Look for "icon" in each line of the entries, and return the matching lines.

Stored entries

● ● ● ● ●

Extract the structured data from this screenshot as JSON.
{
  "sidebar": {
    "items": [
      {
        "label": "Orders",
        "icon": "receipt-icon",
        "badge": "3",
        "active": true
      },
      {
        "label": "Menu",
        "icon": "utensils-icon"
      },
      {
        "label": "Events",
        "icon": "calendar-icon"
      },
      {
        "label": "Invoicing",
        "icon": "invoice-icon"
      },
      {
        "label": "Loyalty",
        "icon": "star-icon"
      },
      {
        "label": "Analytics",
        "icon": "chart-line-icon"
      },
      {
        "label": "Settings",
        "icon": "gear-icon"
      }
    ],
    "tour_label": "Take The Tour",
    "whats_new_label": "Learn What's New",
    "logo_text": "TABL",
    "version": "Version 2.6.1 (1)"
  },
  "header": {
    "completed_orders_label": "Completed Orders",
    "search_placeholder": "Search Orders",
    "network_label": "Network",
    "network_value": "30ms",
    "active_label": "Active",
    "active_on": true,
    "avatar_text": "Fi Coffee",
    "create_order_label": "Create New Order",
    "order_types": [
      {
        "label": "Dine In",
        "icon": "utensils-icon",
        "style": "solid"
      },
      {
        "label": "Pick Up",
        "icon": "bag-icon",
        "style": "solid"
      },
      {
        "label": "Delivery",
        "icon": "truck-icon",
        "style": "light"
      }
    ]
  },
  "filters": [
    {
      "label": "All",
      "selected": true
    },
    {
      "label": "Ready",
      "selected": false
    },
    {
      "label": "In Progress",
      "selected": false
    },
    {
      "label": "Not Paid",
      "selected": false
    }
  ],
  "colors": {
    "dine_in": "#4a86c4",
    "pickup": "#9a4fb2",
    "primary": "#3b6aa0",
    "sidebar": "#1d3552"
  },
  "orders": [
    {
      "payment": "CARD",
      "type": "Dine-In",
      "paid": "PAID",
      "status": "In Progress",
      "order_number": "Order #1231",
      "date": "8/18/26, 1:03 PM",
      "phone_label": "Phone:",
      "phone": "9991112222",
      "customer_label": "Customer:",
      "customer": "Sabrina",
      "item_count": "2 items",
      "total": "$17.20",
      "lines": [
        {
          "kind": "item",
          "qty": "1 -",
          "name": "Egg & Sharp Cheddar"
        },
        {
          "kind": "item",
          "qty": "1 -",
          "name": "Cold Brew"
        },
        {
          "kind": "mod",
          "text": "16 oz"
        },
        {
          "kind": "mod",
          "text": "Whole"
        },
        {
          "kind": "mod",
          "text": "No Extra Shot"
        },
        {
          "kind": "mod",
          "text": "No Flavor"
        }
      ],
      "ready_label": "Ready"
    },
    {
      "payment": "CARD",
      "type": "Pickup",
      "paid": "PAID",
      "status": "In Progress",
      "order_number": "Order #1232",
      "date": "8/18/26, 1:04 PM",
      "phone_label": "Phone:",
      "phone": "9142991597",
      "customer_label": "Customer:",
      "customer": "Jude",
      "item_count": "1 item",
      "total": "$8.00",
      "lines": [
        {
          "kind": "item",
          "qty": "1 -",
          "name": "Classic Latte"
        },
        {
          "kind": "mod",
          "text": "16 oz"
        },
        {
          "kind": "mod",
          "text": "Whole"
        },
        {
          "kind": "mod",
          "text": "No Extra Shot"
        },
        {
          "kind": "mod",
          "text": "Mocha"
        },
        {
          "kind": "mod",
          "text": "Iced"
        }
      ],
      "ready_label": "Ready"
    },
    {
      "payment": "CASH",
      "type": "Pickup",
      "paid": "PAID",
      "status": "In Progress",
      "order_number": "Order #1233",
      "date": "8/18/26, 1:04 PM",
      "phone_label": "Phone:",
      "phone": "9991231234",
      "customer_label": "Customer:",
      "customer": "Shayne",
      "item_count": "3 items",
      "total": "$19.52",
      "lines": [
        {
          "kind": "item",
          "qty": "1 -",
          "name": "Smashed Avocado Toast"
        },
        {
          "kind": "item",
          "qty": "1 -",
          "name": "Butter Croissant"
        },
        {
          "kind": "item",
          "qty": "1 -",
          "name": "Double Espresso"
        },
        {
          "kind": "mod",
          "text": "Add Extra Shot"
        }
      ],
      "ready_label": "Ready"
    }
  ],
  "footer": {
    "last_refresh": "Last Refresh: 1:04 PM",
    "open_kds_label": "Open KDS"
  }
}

● ● ● ● ●

Solution below
        "icon": "receipt-icon",
        "icon": "utensils-icon"
        "icon": "calendar-icon"
        "icon": "invoice-icon"
        "icon": "star-icon"
        "icon": "chart-line-icon"
        "icon": "gear-icon"
        "icon": "utensils-icon",
        "icon": "bag-icon",
        "icon": "truck-icon",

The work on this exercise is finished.